## Challenge
Rewrite the stretch of the listing from the line containing "legend-estimate-subscript: IV xyxy=(334,600,342,609)" through the line containing "study-ci-text: -0.19 [ -0.99, 0.61]", replacing "forest-x-tick-label" with "forest-axis-tick-label" and leaving everything else unchanged.

## Extracted data entries
+--

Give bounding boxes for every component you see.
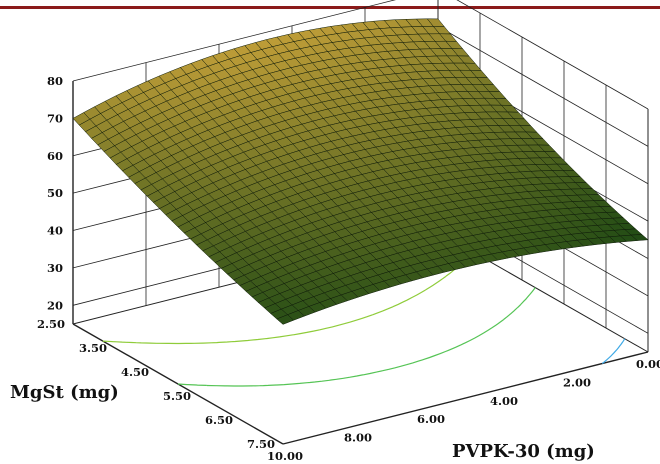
y-tick-label: 6.50 <box>205 413 233 427</box>
z-tick-label: 50 <box>47 186 63 200</box>
x-tick-label: 8.00 <box>344 431 372 445</box>
contour-line <box>177 287 536 387</box>
x-tick-label: 2.00 <box>563 375 591 389</box>
y-axis-title: MgSt (mg) <box>10 382 119 403</box>
top-rule <box>0 6 660 9</box>
y-tick-label: 2.50 <box>37 317 65 331</box>
floor-edge <box>282 351 649 445</box>
response-surface <box>72 18 649 325</box>
z-tick-label: 70 <box>47 111 63 125</box>
contour-line <box>601 338 626 364</box>
axis-ticks: 20 30 40 50 60 70 80 2.50 3.50 4.50 5.50 6.50 7.50 0.… <box>37 74 660 463</box>
x-tick-label: 6.00 <box>417 412 445 426</box>
x-tick-label: 0.00 <box>636 357 660 371</box>
z-tick-label: 30 <box>47 261 63 275</box>
z-tick-label: 40 <box>47 224 63 238</box>
x-axis-title: PVPK-30 (mg) <box>452 441 595 462</box>
z-tick-label: 80 <box>47 74 63 88</box>
y-tick-label: 4.50 <box>121 365 149 379</box>
x-tick-label: 4.00 <box>490 394 518 408</box>
z-tick-label: 60 <box>47 149 63 163</box>
y-tick-label: 3.50 <box>79 341 107 355</box>
side-wall-gridline <box>456 0 649 110</box>
side-wall-gridline <box>437 26 649 147</box>
back-wall-gridline <box>72 0 396 82</box>
surface-patch <box>630 234 649 241</box>
z-tick-label: 20 <box>47 298 63 312</box>
x-tick-label: 10.00 <box>267 449 303 463</box>
y-tick-label: 7.50 <box>247 437 275 451</box>
y-tick-label: 5.50 <box>163 389 191 403</box>
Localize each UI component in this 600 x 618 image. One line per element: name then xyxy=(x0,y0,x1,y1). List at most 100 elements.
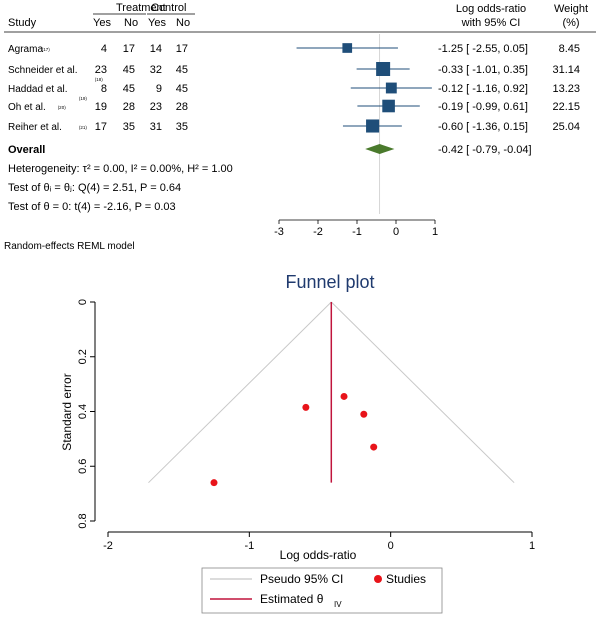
legend-estimate-subscript: IV xyxy=(334,600,342,609)
funnel-y-tick-label: 0.2 xyxy=(77,349,89,364)
overall-label: Overall xyxy=(8,144,45,156)
legend-ci-label: Pseudo 95% CI xyxy=(260,572,343,586)
treatment-no: 35 xyxy=(123,121,135,133)
control-no: 28 xyxy=(176,101,188,113)
forest-x-tick-label: 0 xyxy=(393,226,399,238)
pseudo-ci-left xyxy=(148,301,332,484)
study-name: Reiher et al. xyxy=(8,122,62,133)
study-row: Oh et al. (20) 19 28 23 28 -0.19 [ -0.99, 0.61… xyxy=(8,99,580,113)
funnel-x-tick-label: -1 xyxy=(244,540,254,552)
funnel-y-tick-label: 0 xyxy=(77,299,89,305)
forest-x-tick-label: -2 xyxy=(313,226,323,238)
study-ci-text: -0.19 [ -0.99, 0.61] xyxy=(438,101,528,113)
pseudo-ci-right xyxy=(330,301,515,484)
funnel-x-tick-label: -2 xyxy=(103,540,113,552)
funnel-legend xyxy=(201,567,443,614)
study-name: Schneider et al. xyxy=(8,65,78,76)
forest-x-tick-label: 1 xyxy=(432,226,438,238)
treatment-no: 17 xyxy=(123,43,135,55)
study-ci-text: -0.12 [ -1.16, 0.92] xyxy=(438,83,528,95)
funnel-plot: Funnel plot 0 0.2 0.4 0.6 0.8 -2 -1 0 1 Log odds… xyxy=(0,255,600,618)
header-control: Control xyxy=(151,2,186,14)
study-weight: 22.15 xyxy=(552,101,580,113)
study-point xyxy=(340,392,348,400)
treatment-yes: 17 xyxy=(95,121,107,133)
control-yes: 14 xyxy=(150,43,162,55)
study-ref: (17) xyxy=(42,47,51,52)
test-equal-text: Test of θᵢ = θⱼ: Q(4) = 2.51, P = 0.64 xyxy=(8,182,181,194)
header-effect-line2: with 95% CI xyxy=(461,17,521,29)
treatment-yes: 23 xyxy=(95,64,107,76)
treatment-no: 45 xyxy=(123,83,135,95)
study-row: Agrama(17) 4 17 14 17 -1.25 [ -2.55, 0.05] 8.4… xyxy=(8,43,580,55)
study-ref: (21) xyxy=(79,125,88,130)
study-ref: (18) xyxy=(95,77,104,82)
funnel-x-tick-label: 0 xyxy=(388,540,394,552)
funnel-xlabel: Log odds-ratio xyxy=(280,548,357,562)
study-point xyxy=(360,410,368,418)
study-ci-text: -0.60 [ -1.36, 0.15] xyxy=(438,121,528,133)
legend-studies-swatch xyxy=(374,575,382,583)
legend-studies-label: Studies xyxy=(386,572,426,586)
overall-diamond xyxy=(365,144,395,154)
study-point xyxy=(302,403,310,411)
forest-x-tick-label: -1 xyxy=(352,226,362,238)
study-weight: 25.04 xyxy=(552,121,580,133)
study-point xyxy=(370,443,378,451)
header-t-no: No xyxy=(124,17,138,29)
forest-x-tick-label: -3 xyxy=(274,226,284,238)
funnel-ylabel: Standard error xyxy=(60,373,74,450)
study-marker xyxy=(376,62,391,76)
study-marker xyxy=(382,99,395,113)
control-yes: 23 xyxy=(150,101,162,113)
treatment-no: 28 xyxy=(123,101,135,113)
test-zero-text: Test of θ = 0: t(4) = -2.16, P = 0.03 xyxy=(8,201,176,213)
header-weight-line1: Weight xyxy=(554,3,588,15)
funnel-title: Funnel plot xyxy=(285,272,374,292)
study-name: Oh et al. xyxy=(8,102,46,113)
control-no: 45 xyxy=(176,64,188,76)
legend-estimate-label: Estimated θ xyxy=(260,592,324,606)
header-c-yes: Yes xyxy=(148,17,166,29)
treatment-yes: 8 xyxy=(101,83,107,95)
header-effect-line1: Log odds-ratio xyxy=(456,3,526,15)
control-no: 45 xyxy=(176,83,188,95)
study-marker xyxy=(342,43,353,53)
header-c-no: No xyxy=(176,17,190,29)
study-row: Schneider et al. (18)23 45 32 45 -0.33 [ -1.0… xyxy=(8,62,580,82)
study-weight: 31.14 xyxy=(552,64,580,76)
control-no: 35 xyxy=(176,121,188,133)
study-name: Haddad et al. xyxy=(8,84,68,95)
header-weight-line2: (%) xyxy=(562,17,579,29)
treatment-yes: 19 xyxy=(95,101,107,113)
study-ref: (19) xyxy=(79,96,88,101)
study-ci-text: -1.25 [ -2.55, 0.05] xyxy=(438,43,528,55)
treatment-yes: 4 xyxy=(101,43,107,55)
study-weight: 13.23 xyxy=(552,83,580,95)
funnel-plot-area xyxy=(108,302,532,521)
study-row: Reiher et al. (21) 17 35 31 35 -0.60 [ -1.36, … xyxy=(8,119,580,133)
funnel-y-tick-label: 0.6 xyxy=(77,459,89,474)
overall-ci-text: -0.42 [ -0.79, -0.04] xyxy=(438,144,532,156)
study-marker xyxy=(366,119,380,133)
study-marker xyxy=(385,82,397,94)
header-study: Study xyxy=(8,17,37,29)
study-ci-text: -0.33 [ -1.01, 0.35] xyxy=(438,64,528,76)
heterogeneity-text: Heterogeneity: τ² = 0.00, I² = 0.00%, H²… xyxy=(8,163,233,175)
control-yes: 9 xyxy=(156,83,162,95)
study-ref: (20) xyxy=(58,105,67,110)
header-t-yes: Yes xyxy=(93,17,111,29)
model-note: Random-effects REML model xyxy=(4,241,135,252)
study-row: Haddad et al. (19) 8 45 9 45 -0.12 [ -1.16, 0.… xyxy=(8,82,580,101)
study-name: Agrama xyxy=(8,44,43,55)
treatment-no: 45 xyxy=(123,64,135,76)
study-weight: 8.45 xyxy=(559,43,580,55)
header-treatment: Treatment xyxy=(116,2,166,14)
funnel-y-tick-label: 0.8 xyxy=(77,513,89,528)
funnel-y-tick-label: 0.4 xyxy=(77,404,89,419)
control-yes: 31 xyxy=(150,121,162,133)
forest-plot: Treatment Control Study Yes No Yes No Lo… xyxy=(4,2,596,238)
study-point xyxy=(210,479,218,487)
funnel-x-tick-label: 1 xyxy=(529,540,535,552)
control-no: 17 xyxy=(176,43,188,55)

+--

## Result of this exercise
legend-estimate-subscript: IV xyxy=(334,600,342,609)
funnel-y-tick-label: 0.2 xyxy=(77,349,89,364)
overall-label: Overall xyxy=(8,144,45,156)
legend-ci-label: Pseudo 95% CI xyxy=(260,572,343,586)
treatment-no: 35 xyxy=(123,121,135,133)
control-no: 28 xyxy=(176,101,188,113)
forest-axis-tick-label: 0 xyxy=(393,226,399,238)
pseudo-ci-left xyxy=(148,301,332,484)
study-name: Reiher et al. xyxy=(8,122,62,133)
study-row: Oh et al. (20) 19 28 23 28 -0.19 [ -0.99, 0.61… xyxy=(8,99,580,113)
funnel-x-tick-label: -1 xyxy=(244,540,254,552)
funnel-y-tick-label: 0 xyxy=(77,299,89,305)
forest-axis-tick-label: -2 xyxy=(313,226,323,238)
study-ci-text: -0.19 [ -0.99, 0.61] xyxy=(438,101,528,113)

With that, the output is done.